= Exercise aim =
List all lines in the material below that contain "name".

** Begin **

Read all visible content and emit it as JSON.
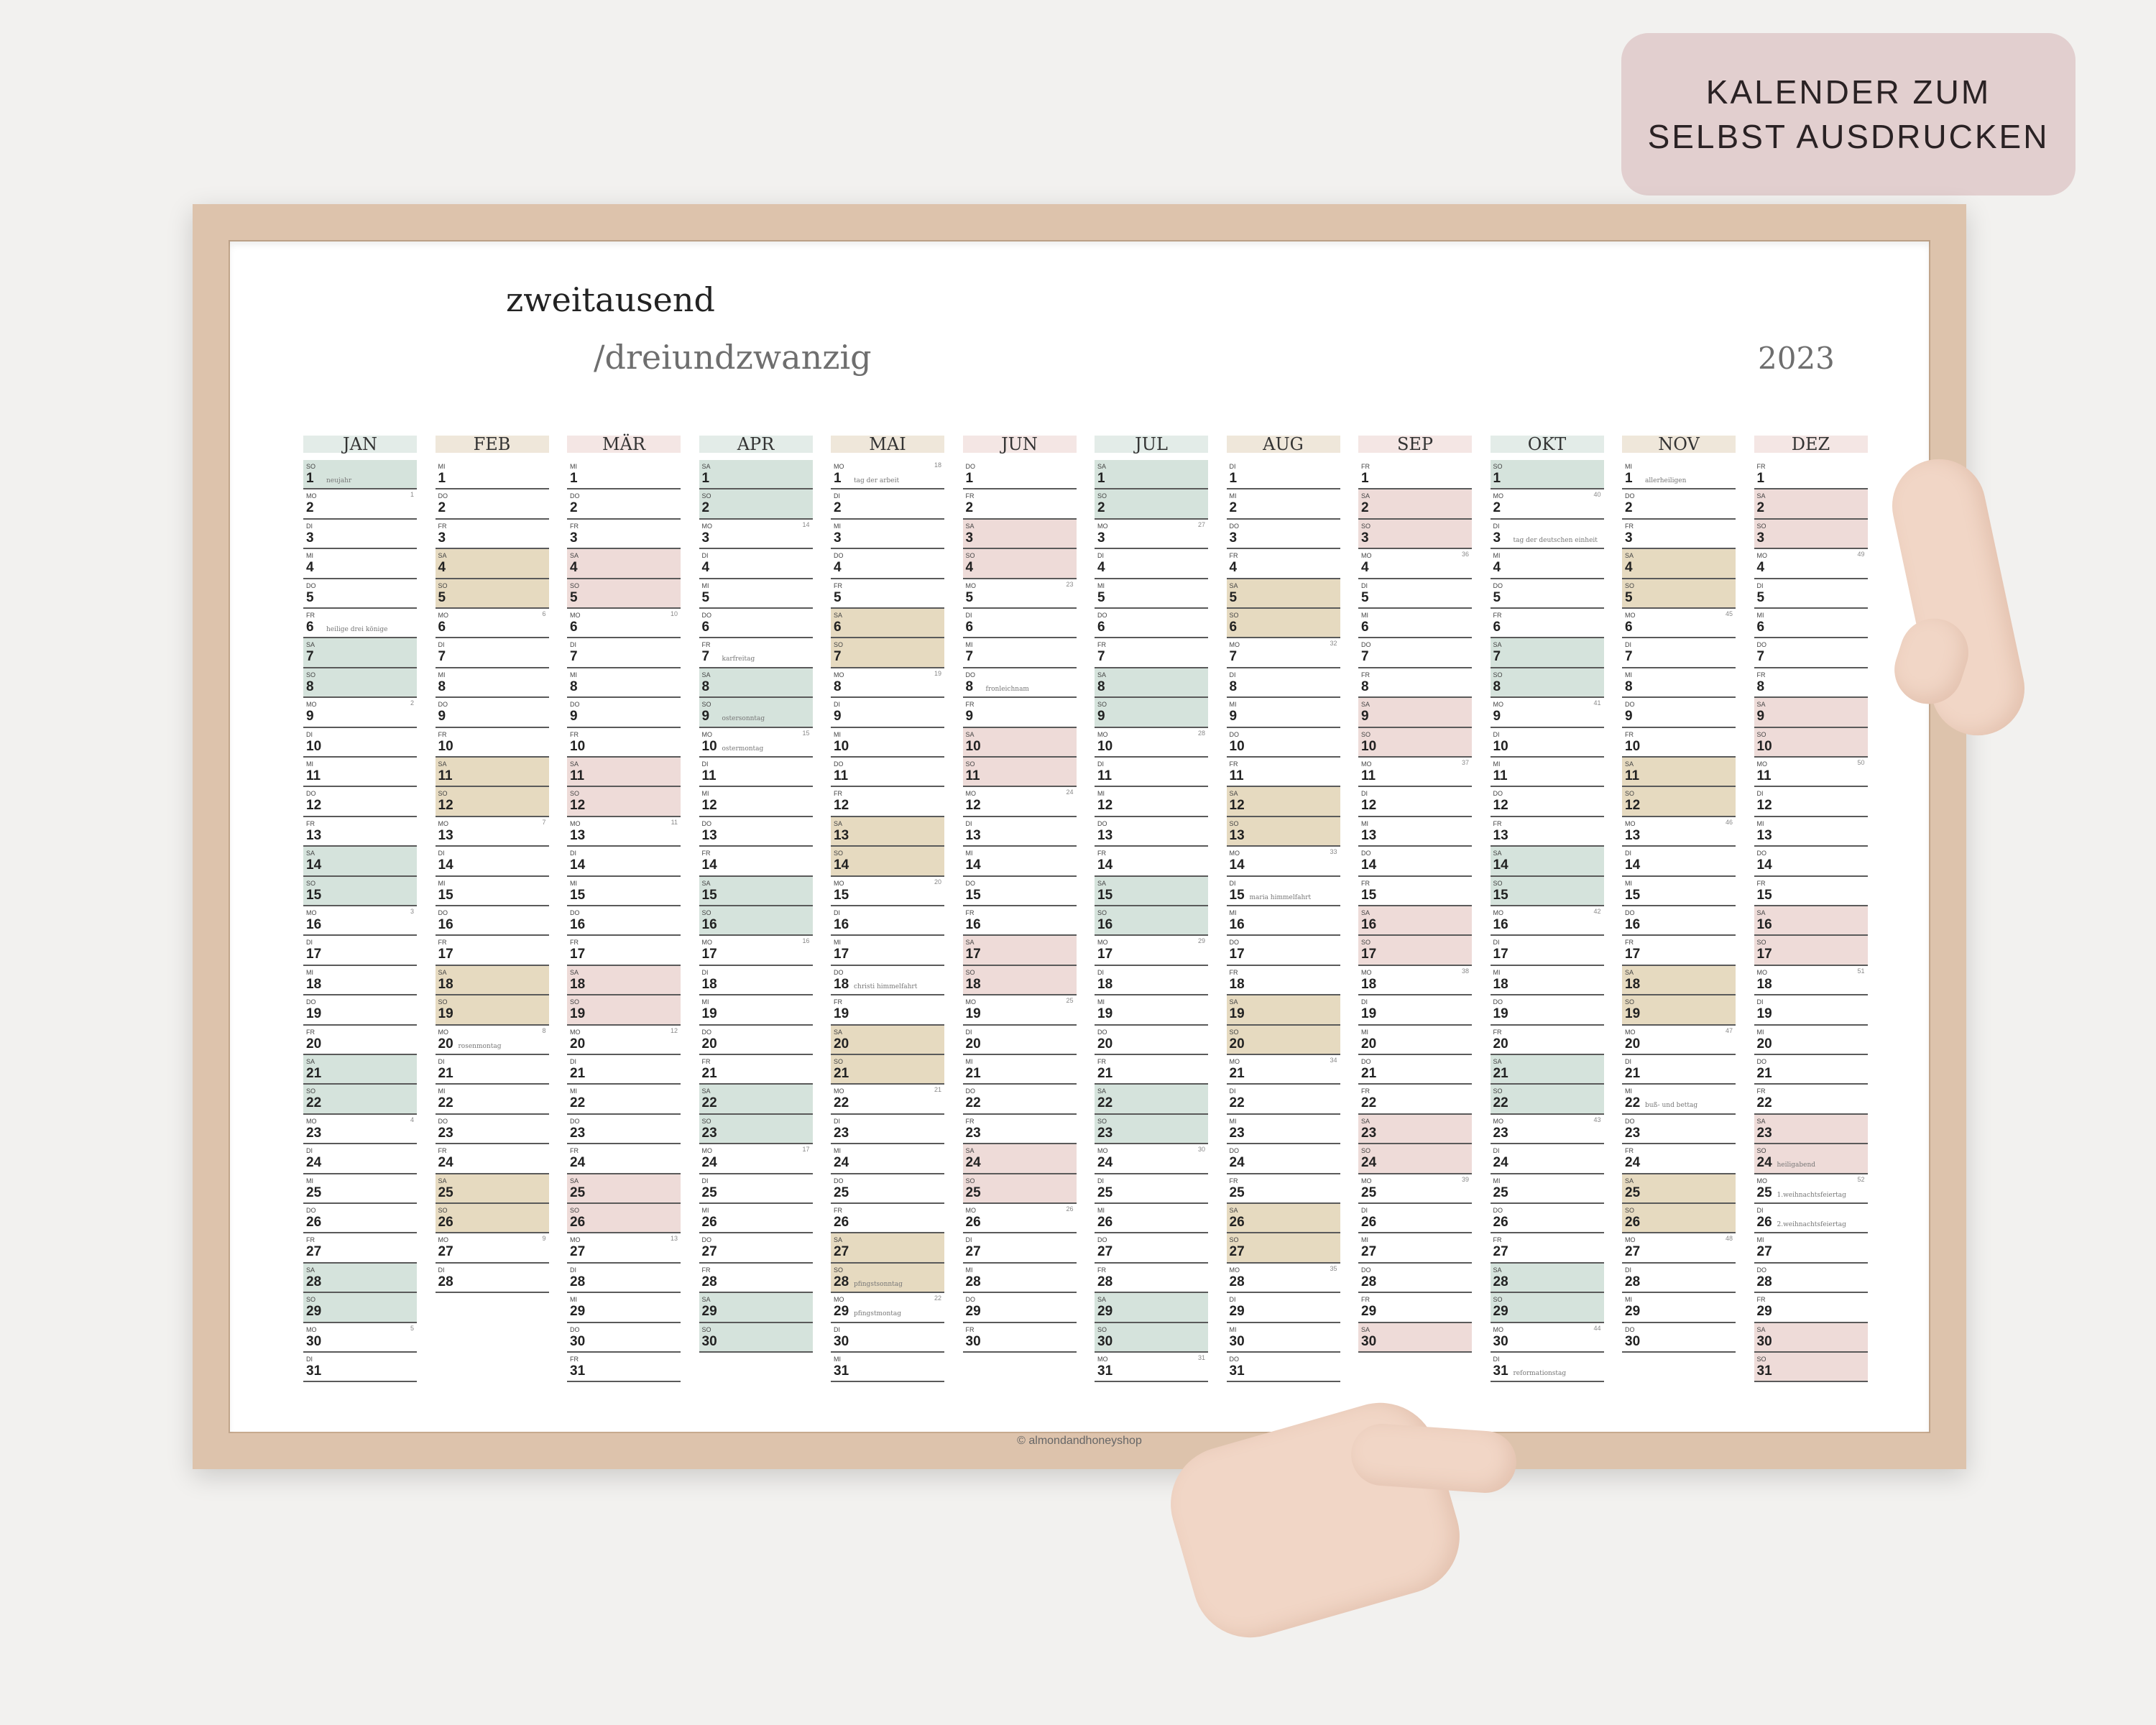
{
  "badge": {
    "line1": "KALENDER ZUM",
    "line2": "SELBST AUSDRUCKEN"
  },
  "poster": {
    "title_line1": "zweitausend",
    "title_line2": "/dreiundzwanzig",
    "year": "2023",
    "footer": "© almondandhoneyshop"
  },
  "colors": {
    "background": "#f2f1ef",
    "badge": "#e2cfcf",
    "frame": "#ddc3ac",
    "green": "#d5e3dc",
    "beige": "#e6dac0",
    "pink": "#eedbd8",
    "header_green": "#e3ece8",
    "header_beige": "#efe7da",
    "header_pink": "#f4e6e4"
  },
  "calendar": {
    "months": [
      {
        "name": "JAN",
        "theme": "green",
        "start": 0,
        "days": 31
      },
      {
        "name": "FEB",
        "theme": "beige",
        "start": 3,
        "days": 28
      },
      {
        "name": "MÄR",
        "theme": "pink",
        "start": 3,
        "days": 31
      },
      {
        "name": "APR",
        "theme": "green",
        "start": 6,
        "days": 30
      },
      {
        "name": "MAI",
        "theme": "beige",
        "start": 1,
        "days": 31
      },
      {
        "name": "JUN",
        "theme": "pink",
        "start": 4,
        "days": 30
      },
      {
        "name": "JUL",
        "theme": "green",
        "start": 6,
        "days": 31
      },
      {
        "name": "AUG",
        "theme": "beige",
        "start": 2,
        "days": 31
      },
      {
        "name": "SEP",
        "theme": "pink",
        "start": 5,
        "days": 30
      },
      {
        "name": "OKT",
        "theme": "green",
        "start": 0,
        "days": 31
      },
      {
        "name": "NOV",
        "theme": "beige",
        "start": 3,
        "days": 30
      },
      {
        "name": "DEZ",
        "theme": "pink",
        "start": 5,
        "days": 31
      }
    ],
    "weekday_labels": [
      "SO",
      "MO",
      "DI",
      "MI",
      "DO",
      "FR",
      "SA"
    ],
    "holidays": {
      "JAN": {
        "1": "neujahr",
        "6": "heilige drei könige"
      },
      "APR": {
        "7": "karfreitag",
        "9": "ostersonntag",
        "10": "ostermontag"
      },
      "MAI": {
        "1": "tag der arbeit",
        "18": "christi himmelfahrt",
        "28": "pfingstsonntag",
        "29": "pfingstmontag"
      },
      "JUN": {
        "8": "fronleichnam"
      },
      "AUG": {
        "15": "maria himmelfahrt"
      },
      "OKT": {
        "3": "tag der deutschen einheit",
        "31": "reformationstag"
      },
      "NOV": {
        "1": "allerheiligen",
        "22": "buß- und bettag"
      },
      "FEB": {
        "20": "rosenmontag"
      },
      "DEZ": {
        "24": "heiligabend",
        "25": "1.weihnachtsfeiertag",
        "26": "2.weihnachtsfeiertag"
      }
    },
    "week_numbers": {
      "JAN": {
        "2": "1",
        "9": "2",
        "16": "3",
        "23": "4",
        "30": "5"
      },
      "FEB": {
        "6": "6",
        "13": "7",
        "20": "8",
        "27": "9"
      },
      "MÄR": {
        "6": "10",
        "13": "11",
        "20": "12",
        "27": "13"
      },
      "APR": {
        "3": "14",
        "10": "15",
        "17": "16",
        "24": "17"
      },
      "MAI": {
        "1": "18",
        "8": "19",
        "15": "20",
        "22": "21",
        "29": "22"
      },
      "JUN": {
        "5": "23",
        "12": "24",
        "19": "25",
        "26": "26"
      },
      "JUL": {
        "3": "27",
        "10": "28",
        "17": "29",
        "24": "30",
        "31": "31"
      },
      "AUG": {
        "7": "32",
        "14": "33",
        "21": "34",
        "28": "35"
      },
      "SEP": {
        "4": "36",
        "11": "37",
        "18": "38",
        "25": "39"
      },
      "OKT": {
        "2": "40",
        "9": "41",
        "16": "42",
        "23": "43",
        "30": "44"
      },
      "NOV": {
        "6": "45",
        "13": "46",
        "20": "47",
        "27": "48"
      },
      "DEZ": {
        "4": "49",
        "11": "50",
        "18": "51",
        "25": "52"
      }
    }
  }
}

** End **

= Correct result =
        "name": "JAN",
        "name": "FEB",
        "name": "MÄR",
        "name": "APR",
        "name": "MAI",
        "name": "JUN",
        "name": "JUL",
        "name": "AUG",
        "name": "SEP",
        "name": "OKT",
        "name": "NOV",
        "name": "DEZ",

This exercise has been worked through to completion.